**What is asked**
From the records below, pull each line that has "объявления".

**Stored data**
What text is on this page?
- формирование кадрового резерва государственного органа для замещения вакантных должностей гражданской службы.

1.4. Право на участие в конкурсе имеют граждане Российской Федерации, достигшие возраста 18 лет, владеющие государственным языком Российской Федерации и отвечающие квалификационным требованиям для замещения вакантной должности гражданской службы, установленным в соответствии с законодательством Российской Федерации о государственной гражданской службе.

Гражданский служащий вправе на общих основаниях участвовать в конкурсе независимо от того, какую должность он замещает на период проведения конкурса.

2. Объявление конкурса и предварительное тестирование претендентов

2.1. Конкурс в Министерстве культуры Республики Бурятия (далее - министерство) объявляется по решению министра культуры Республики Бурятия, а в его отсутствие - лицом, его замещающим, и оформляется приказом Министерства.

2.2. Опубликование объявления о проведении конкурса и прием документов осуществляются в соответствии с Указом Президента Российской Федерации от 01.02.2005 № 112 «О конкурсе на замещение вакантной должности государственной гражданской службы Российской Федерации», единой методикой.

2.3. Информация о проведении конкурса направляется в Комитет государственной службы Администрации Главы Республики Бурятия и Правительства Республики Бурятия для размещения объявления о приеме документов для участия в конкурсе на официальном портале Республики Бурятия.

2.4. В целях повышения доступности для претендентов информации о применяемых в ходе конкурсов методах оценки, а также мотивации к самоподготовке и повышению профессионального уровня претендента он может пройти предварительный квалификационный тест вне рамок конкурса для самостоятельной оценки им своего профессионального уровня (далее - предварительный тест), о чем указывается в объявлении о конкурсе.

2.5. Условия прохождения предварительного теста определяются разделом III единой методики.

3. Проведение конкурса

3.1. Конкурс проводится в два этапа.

**Response to the exercise**
2.2. Опубликование объявления о проведении конкурса и прием документов осуществляются в соответствии с Указом Президента Российской Федерации от 01.02.2005 № 112 «О конкурсе на замещение вакантной должности государственной гражданской службы Российской Федерации», единой методикой.
2.3. Информация о проведении конкурса направляется в Комитет государственной службы Администрации Главы Республики Бурятия и Правительства Республики Бурятия для размещения объявления о приеме документов для участия в конкурсе на официальном портале Республики Бурятия.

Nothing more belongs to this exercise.